(Written instruction): Do not carry the pictures over; copy every other part of the entries exactly.

— Start Given records —

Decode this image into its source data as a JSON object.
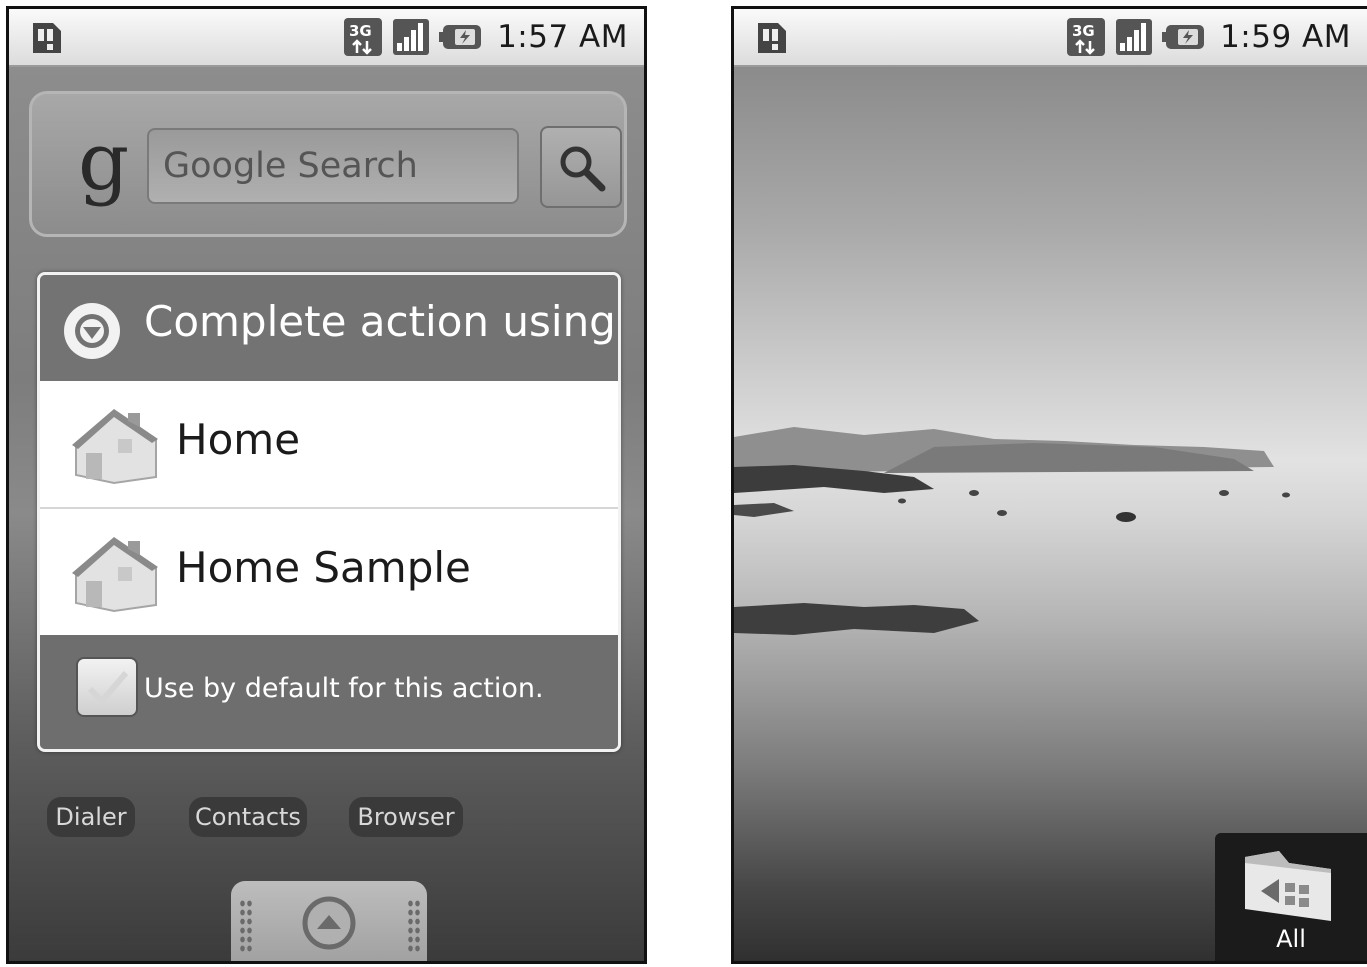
{
  "left_screen": {
    "status_bar": {
      "network": "3G",
      "time": "1:57 AM"
    },
    "search_widget": {
      "logo_text": "g",
      "placeholder": "Google Search"
    },
    "dialog": {
      "title": "Complete action using",
      "options": [
        {
          "label": "Home",
          "icon": "home-icon"
        },
        {
          "label": "Home Sample",
          "icon": "home-icon"
        }
      ],
      "default_checkbox_label": "Use by default for this action.",
      "default_checked": false
    },
    "dock": {
      "items": [
        "Dialer",
        "Contacts",
        "Browser"
      ]
    }
  },
  "right_screen": {
    "status_bar": {
      "network": "3G",
      "time": "1:59 AM"
    },
    "launcher_button": {
      "label": "All"
    }
  }
}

— End Given records —

(Reply to the exercise):
Decode this image into its source data as a JSON object.
{
  "left_screen": {
    "status_bar": {
      "network": "3G",
      "time": "1:57 AM"
    },
    "search_widget": {
      "logo_text": "g",
      "placeholder": "Google Search"
    },
    "dialog": {
      "title": "Complete action using",
      "options": [
        {
          "label": "Home",
          "icon": "home-icon"
        },
        {
          "label": "Home Sample",
          "icon": "home-icon"
        }
      ],
      "default_checkbox_label": "Use by default for this action.",
      "default_checked": false
    },
    "dock": {
      "items": [
        "Dialer",
        "Contacts",
        "Browser"
      ]
    }
  },
  "right_screen": {
    "status_bar": {
      "network": "3G",
      "time": "1:59 AM"
    },
    "launcher_button": {
      "label": "All"
    }
  }
}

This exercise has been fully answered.